Stored records
>> BEGIN
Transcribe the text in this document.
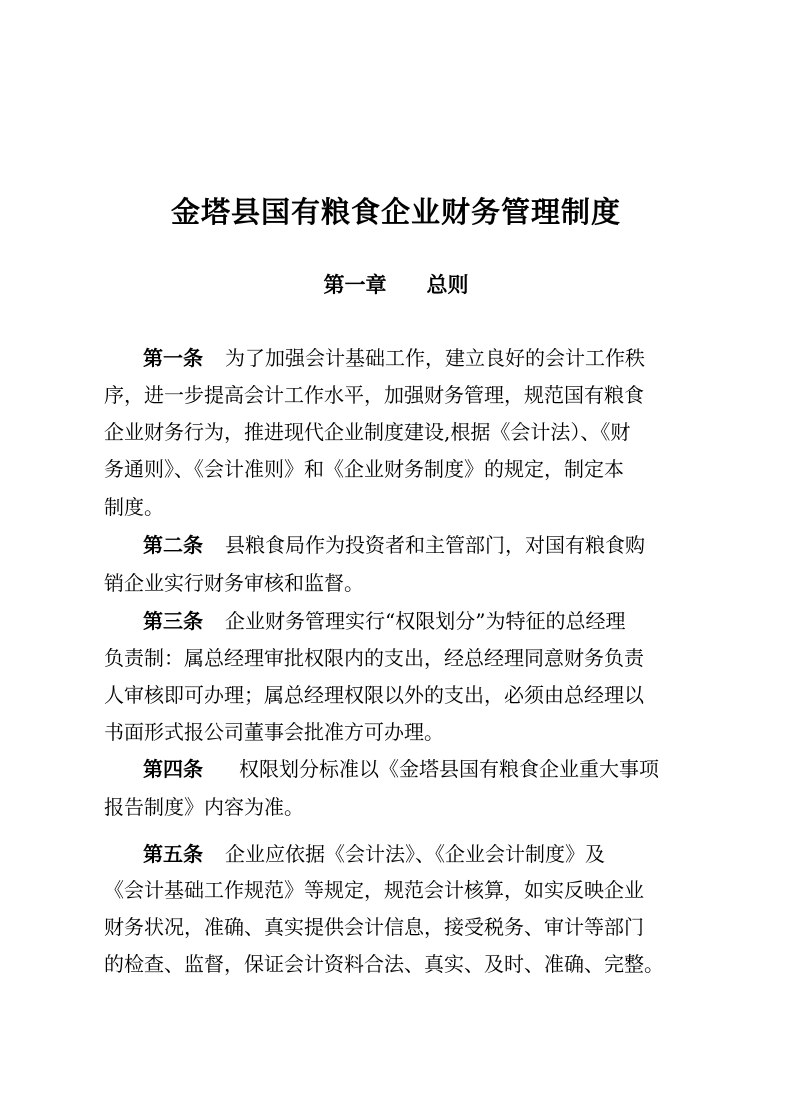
金塔县国有粮食企业财务管理制度
第一章 总则
第一条 为了加强会计基础工作，建立良好的会计工作秩
序，进一步提高会计工作水平，加强财务管理，规范国有粮食
企业财务行为，推进现代企业制度建设,根据《会计法）、《财
务通则》、《会计准则》和《企业财务制度》的规定，制定本
制度。
第二条 县粮食局作为投资者和主管部门，对国有粮食购
销企业实行财务审核和监督。
第三条 企业财务管理实行“权限划分”为特征的总经理
负责制：属总经理审批权限内的支出，经总经理同意财务负责
人审核即可办理；属总经理权限以外的支出，必须由总经理以
书面形式报公司董事会批准方可办理。
第四条 权限划分标准以《金塔县国有粮食企业重大事项
报告制度》内容为准。
第五条 企业应依据《会计法》、《企业会计制度》及
《会计基础工作规范》等规定，规范会计核算，如实反映企业
财务状况，准确、真实提供会计信息，接受税务、审计等部门
的检查、监督，保证会计资料合法、真实、及时、准确、完整。
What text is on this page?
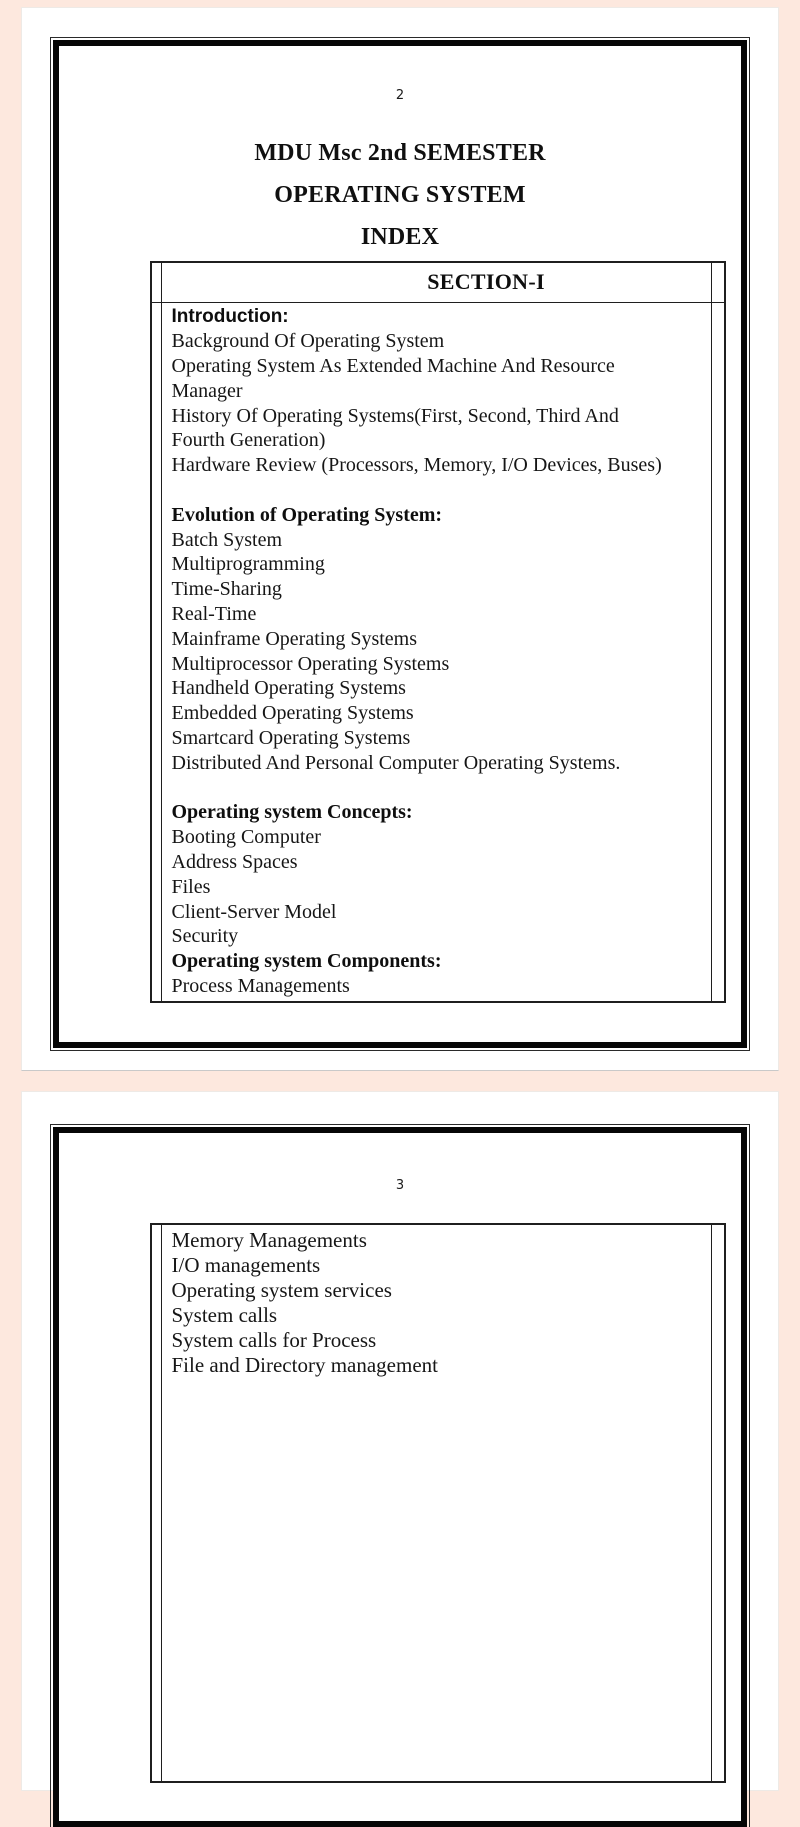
2
MDU Msc 2nd SEMESTER
OPERATING SYSTEM
INDEX
	SECTION-I	

Introduction:
Background Of Operating System
Operating System As Extended Machine And Resource
Manager
History Of Operating Systems(First, Second, Third And
Fourth Generation)
Hardware Review (Processors, Memory, I/O Devices, Buses)

Evolution of Operating System:
Batch System
Multiprogramming
Time-Sharing
Real-Time
Mainframe Operating Systems
Multiprocessor Operating Systems
Handheld Operating Systems
Embedded Operating Systems
Smartcard Operating Systems
Distributed And Personal Computer Operating Systems.

Operating system Concepts:
Booting Computer
Address Spaces
Files
Client-Server Model
Security
Operating system Components:
Process Managements

3

Memory Managements
I/O managements
Operating system services
System calls
System calls for Process
File and Directory management
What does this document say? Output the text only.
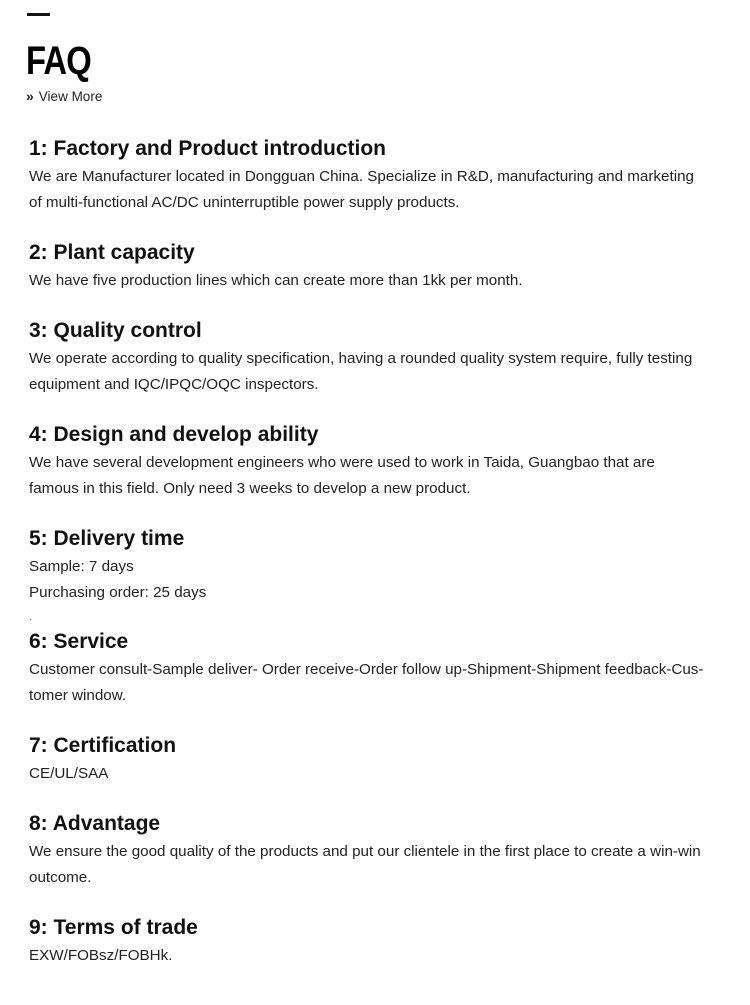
FAQ
» View More
1: Factory and Product introduction

We are Manufacturer located in Dongguan China. Specialize in R&D, manufacturing and marketing
of multi-functional AC/DC uninterruptible power supply products.

2: Plant capacity

We have five production lines which can create more than 1kk per month.

3: Quality control

We operate according to quality specification, having a rounded quality system require, fully testing
equipment and IQC/IPQC/OQC inspectors.

4: Design and develop ability

We have several development engineers who were used to work in Taida, Guangbao that are
famous in this field. Only need 3 weeks to develop a new product.

5: Delivery time

Sample: 7 days
Purchasing order: 25 days

.
6: Service

Customer consult-Sample deliver- Order receive-Order follow up-Shipment-Shipment feedback-Cus-
tomer window.

7: Certification

CE/UL/SAA

8: Advantage

We ensure the good quality of the products and put our clientele in the first place to create a win-win
outcome.

9: Terms of trade

EXW/FOBsz/FOBHk.
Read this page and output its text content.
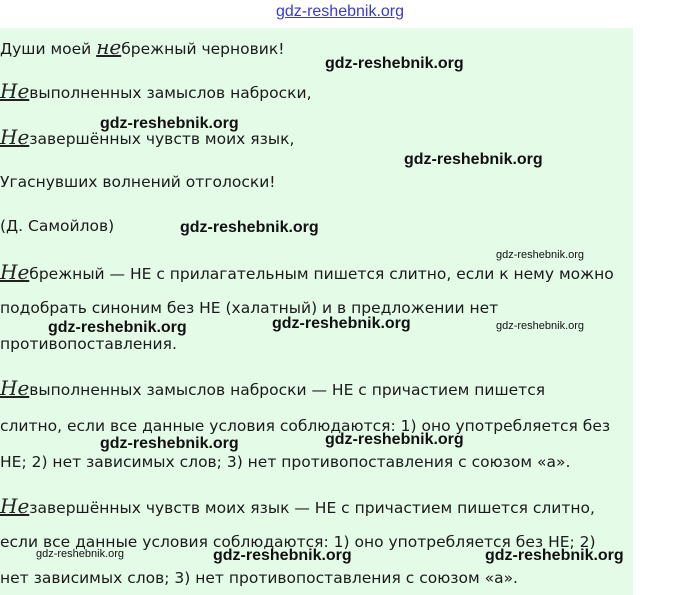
gdz-reshebnik.org
Души моей небрежный черновик!
Невыполненных замыслов наброски,
Незавершённых чувств моих язык,
Угаснувших волнений отголоски!
(Д. Самойлов)
Небрежный — НЕ с прилагательным пишется слитно, если к нему можно
подобрать синоним без НЕ (халатный) и в предложении нет
противопоставления.
Невыполненных замыслов наброски — НЕ с причастием пишется
слитно, если все данные условия соблюдаются: 1) оно употребляется без
НЕ; 2) нет зависимых слов; 3) нет противопоставления с союзом «а».
Незавершённых чувств моих язык — НЕ с причастием пишется слитно,
если все данные условия соблюдаются: 1) оно употребляется без НЕ; 2)
нет зависимых слов; 3) нет противопоставления с союзом «а».
gdz-reshebnik.org
gdz-reshebnik.org
gdz-reshebnik.org
gdz-reshebnik.org
gdz-reshebnik.org
gdz-reshebnik.org
gdz-reshebnik.org	gdz-reshebnik.org
gdz-reshebnik.org
gdz-reshebnik.org
gdz-reshebnik.org	gdz-reshebnik.org	gdz-reshebnik.org
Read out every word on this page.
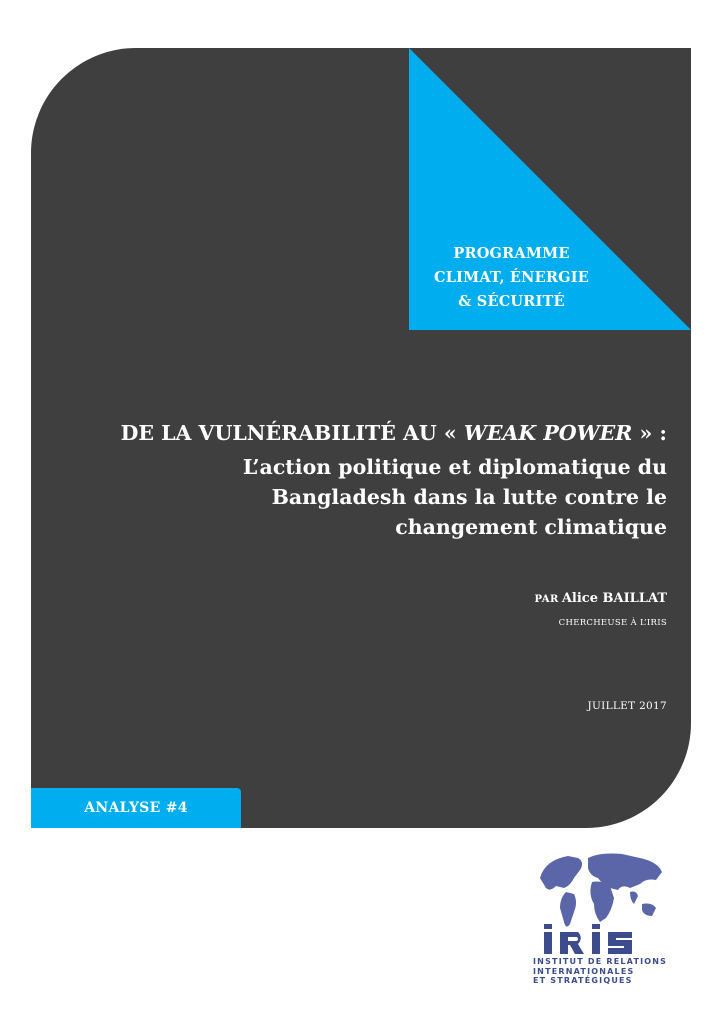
PROGRAMME
CLIMAT, ÉNERGIE
& SÉCURITÉ
DE LA VULNÉRABILITÉ AU « WEAK POWER » :
L’action politique et diplomatique du
Bangladesh dans la lutte contre le
changement climatique
PAR Alice BAILLAT
CHERCHEUSE À L’IRIS
JUILLET 2017
ANALYSE #4
INSTITUT DE RELATIONS
INTERNATIONALES
ET STRATÉGIQUES
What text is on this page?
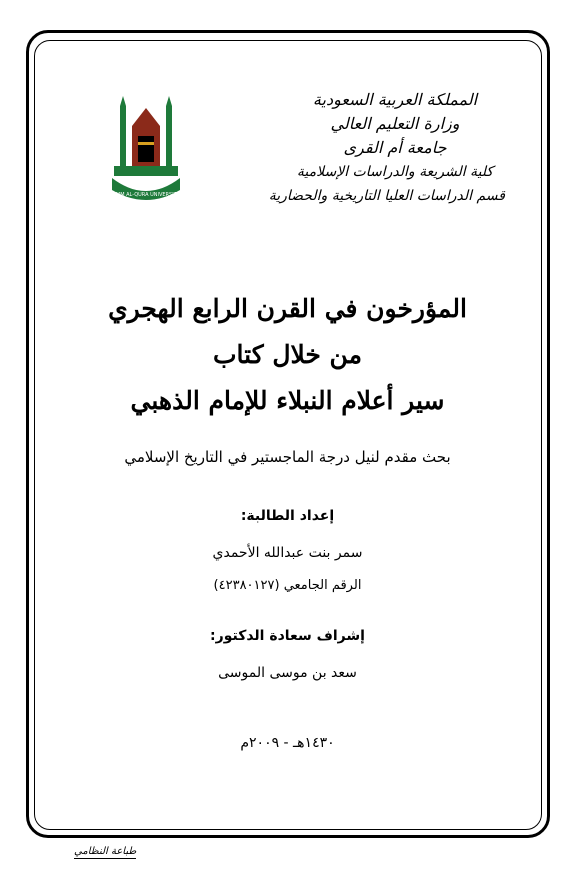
UMM AL-QURA UNIVERSITY
المملكة العربية السعودية
وزارة التعليم العالي
جامعة أم القرى
كلية الشريعة والدراسات الإسلامية
قسم الدراسات العليا التاريخية والحضارية
المؤرخون في القرن الرابع الهجري
من خلال كتاب
سير أعلام النبلاء للإمام الذهبي
بحث مقدم لنيل درجة الماجستير في التاريخ الإسلامي
إعداد الطالبة:
سمر بنت عبدالله الأحمدي
الرقم الجامعي (٤٢٣٨٠١٢٧)
إشراف سعادة الدكتور:
سعد بن موسى الموسى
١٤٣٠هـ - ٢٠٠٩م
طباعة النظامي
>> END
*OBJECTIVE*
Print each record exactly as it stands, leaving the images out.

*RESPONSE TO THE EXERCISE*
Transcribe the text in this document.
金塔县国有粮食企业财务管理制度
第一章 总则
第一条 为了加强会计基础工作，建立良好的会计工作秩
序，进一步提高会计工作水平，加强财务管理，规范国有粮食
企业财务行为，推进现代企业制度建设,根据《会计法）、《财
务通则》、《会计准则》和《企业财务制度》的规定，制定本
制度。
第二条 县粮食局作为投资者和主管部门，对国有粮食购
销企业实行财务审核和监督。
第三条 企业财务管理实行“权限划分”为特征的总经理
负责制：属总经理审批权限内的支出，经总经理同意财务负责
人审核即可办理；属总经理权限以外的支出，必须由总经理以
书面形式报公司董事会批准方可办理。
第四条 权限划分标准以《金塔县国有粮食企业重大事项
报告制度》内容为准。
第五条 企业应依据《会计法》、《企业会计制度》及
《会计基础工作规范》等规定，规范会计核算，如实反映企业
财务状况，准确、真实提供会计信息，接受税务、审计等部门
的检查、监督，保证会计资料合法、真实、及时、准确、完整。
What text is on this page?
2
MDU Msc 2nd SEMESTER
OPERATING SYSTEM
INDEX
	SECTION-I	

Introduction:
Background Of Operating System
Operating System As Extended Machine And Resource
Manager
History Of Operating Systems(First, Second, Third And
Fourth Generation)
Hardware Review (Processors, Memory, I/O Devices, Buses)

Evolution of Operating System:
Batch System
Multiprogramming
Time-Sharing
Real-Time
Mainframe Operating Systems
Multiprocessor Operating Systems
Handheld Operating Systems
Embedded Operating Systems
Smartcard Operating Systems
Distributed And Personal Computer Operating Systems.

Operating system Concepts:
Booting Computer
Address Spaces
Files
Client-Server Model
Security
Operating system Components:
Process Managements

3

Memory Managements
I/O managements
Operating system services
System calls
System calls for Process
File and Directory management
What does this document say? Output the text only.
FAQ
» View More
1: Factory and Product introduction

We are Manufacturer located in Dongguan China. Specialize in R&D, manufacturing and marketing
of multi-functional AC/DC uninterruptible power supply products.

2: Plant capacity

We have five production lines which can create more than 1kk per month.

3: Quality control

We operate according to quality specification, having a rounded quality system require, fully testing
equipment and IQC/IPQC/OQC inspectors.

4: Design and develop ability

We have several development engineers who were used to work in Taida, Guangbao that are
famous in this field. Only need 3 weeks to develop a new product.

5: Delivery time

Sample: 7 days
Purchasing order: 25 days

.
6: Service

Customer consult-Sample deliver- Order receive-Order follow up-Shipment-Shipment feedback-Cus-
tomer window.

7: Certification

CE/UL/SAA

8: Advantage

We ensure the good quality of the products and put our clientele in the first place to create a win-win
outcome.

9: Terms of trade

EXW/FOBsz/FOBHk.
Read this page and output its text content.
gdz-reshebnik.org
Души моей небрежный черновик!
Невыполненных замыслов наброски,
Незавершённых чувств моих язык,
Угаснувших волнений отголоски!
(Д. Самойлов)
Небрежный — НЕ с прилагательным пишется слитно, если к нему можно
подобрать синоним без НЕ (халатный) и в предложении нет
противопоставления.
Невыполненных замыслов наброски — НЕ с причастием пишется
слитно, если все данные условия соблюдаются: 1) оно употребляется без
НЕ; 2) нет зависимых слов; 3) нет противопоставления с союзом «а».
Незавершённых чувств моих язык — НЕ с причастием пишется слитно,
если все данные условия соблюдаются: 1) оно употребляется без НЕ; 2)
нет зависимых слов; 3) нет противопоставления с союзом «а».
gdz-reshebnik.org
gdz-reshebnik.org
gdz-reshebnik.org
gdz-reshebnik.org
gdz-reshebnik.org
gdz-reshebnik.org
gdz-reshebnik.org	gdz-reshebnik.org
gdz-reshebnik.org
gdz-reshebnik.org
gdz-reshebnik.org	gdz-reshebnik.org	gdz-reshebnik.org
Read out every word on this page.
PROGRAMME
CLIMAT, ÉNERGIE
& SÉCURITÉ
DE LA VULNÉRABILITÉ AU « WEAK POWER » :
L’action politique et diplomatique du
Bangladesh dans la lutte contre le
changement climatique
PAR Alice BAILLAT
CHERCHEUSE À L’IRIS
JUILLET 2017
ANALYSE #4
INSTITUT DE RELATIONS
INTERNATIONALES
ET STRATÉGIQUES
What text is on this page?
UMM AL-QURA UNIVERSITY
المملكة العربية السعودية
وزارة التعليم العالي
جامعة أم القرى
كلية الشريعة والدراسات الإسلامية
قسم الدراسات العليا التاريخية والحضارية
المؤرخون في القرن الرابع الهجري
من خلال كتاب
سير أعلام النبلاء للإمام الذهبي
بحث مقدم لنيل درجة الماجستير في التاريخ الإسلامي
إعداد الطالبة:
سمر بنت عبدالله الأحمدي
الرقم الجامعي (٤٢٣٨٠١٢٧)
إشراف سعادة الدكتور:
سعد بن موسى الموسى
١٤٣٠هـ - ٢٠٠٩م
طباعة النظامي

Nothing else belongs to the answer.